The task
Your task is to repeat the listing exactly.

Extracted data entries
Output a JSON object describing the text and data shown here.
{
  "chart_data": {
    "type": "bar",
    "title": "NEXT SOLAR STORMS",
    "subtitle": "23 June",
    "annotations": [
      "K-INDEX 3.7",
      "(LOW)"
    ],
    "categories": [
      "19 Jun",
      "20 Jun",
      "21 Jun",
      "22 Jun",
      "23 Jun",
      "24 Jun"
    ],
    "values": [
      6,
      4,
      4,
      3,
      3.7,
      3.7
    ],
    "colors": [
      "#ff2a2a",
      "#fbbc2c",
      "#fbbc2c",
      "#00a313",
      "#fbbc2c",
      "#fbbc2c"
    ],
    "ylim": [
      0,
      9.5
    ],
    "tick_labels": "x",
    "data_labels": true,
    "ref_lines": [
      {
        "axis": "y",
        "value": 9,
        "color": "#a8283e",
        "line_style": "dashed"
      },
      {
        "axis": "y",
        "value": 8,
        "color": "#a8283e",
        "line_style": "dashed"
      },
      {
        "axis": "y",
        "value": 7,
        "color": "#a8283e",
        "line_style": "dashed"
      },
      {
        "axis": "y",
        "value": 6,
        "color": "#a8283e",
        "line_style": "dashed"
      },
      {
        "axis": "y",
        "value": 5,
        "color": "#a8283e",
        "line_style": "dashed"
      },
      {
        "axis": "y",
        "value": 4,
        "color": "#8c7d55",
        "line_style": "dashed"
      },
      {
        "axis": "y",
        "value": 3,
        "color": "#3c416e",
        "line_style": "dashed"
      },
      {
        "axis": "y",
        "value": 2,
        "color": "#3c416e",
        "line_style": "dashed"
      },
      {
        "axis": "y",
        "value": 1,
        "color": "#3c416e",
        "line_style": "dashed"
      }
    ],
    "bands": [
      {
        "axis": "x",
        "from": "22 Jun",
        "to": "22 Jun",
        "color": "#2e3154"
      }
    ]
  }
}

Final answer
Output a JSON object describing the text and data shown here.
{
  "chart_data": {
    "type": "bar",
    "title": "NEXT SOLAR STORMS",
    "subtitle": "23 June",
    "annotations": [
      "K-INDEX 3.7",
      "(LOW)"
    ],
    "categories": [
      "19 Jun",
      "20 Jun",
      "21 Jun",
      "22 Jun",
      "23 Jun",
      "24 Jun"
    ],
    "values": [
      6,
      4,
      4,
      3,
      3.7,
      3.7
    ],
    "colors": [
      "#ff2a2a",
      "#fbbc2c",
      "#fbbc2c",
      "#00a313",
      "#fbbc2c",
      "#fbbc2c"
    ],
    "ylim": [
      0,
      9.5
    ],
    "tick_labels": "x",
    "data_labels": true,
    "ref_lines": [
      {
        "axis": "y",
        "value": 9,
        "color": "#a8283e",
        "line_style": "dashed"
      },
      {
        "axis": "y",
        "value": 8,
        "color": "#a8283e",
        "line_style": "dashed"
      },
      {
        "axis": "y",
        "value": 7,
        "color": "#a8283e",
        "line_style": "dashed"
      },
      {
        "axis": "y",
        "value": 6,
        "color": "#a8283e",
        "line_style": "dashed"
      },
      {
        "axis": "y",
        "value": 5,
        "color": "#a8283e",
        "line_style": "dashed"
      },
      {
        "axis": "y",
        "value": 4,
        "color": "#8c7d55",
        "line_style": "dashed"
      },
      {
        "axis": "y",
        "value": 3,
        "color": "#3c416e",
        "line_style": "dashed"
      },
      {
        "axis": "y",
        "value": 2,
        "color": "#3c416e",
        "line_style": "dashed"
      },
      {
        "axis": "y",
        "value": 1,
        "color": "#3c416e",
        "line_style": "dashed"
      }
    ],
    "bands": [
      {
        "axis": "x",
        "from": "22 Jun",
        "to": "22 Jun",
        "color": "#2e3154"
      }
    ]
  }
}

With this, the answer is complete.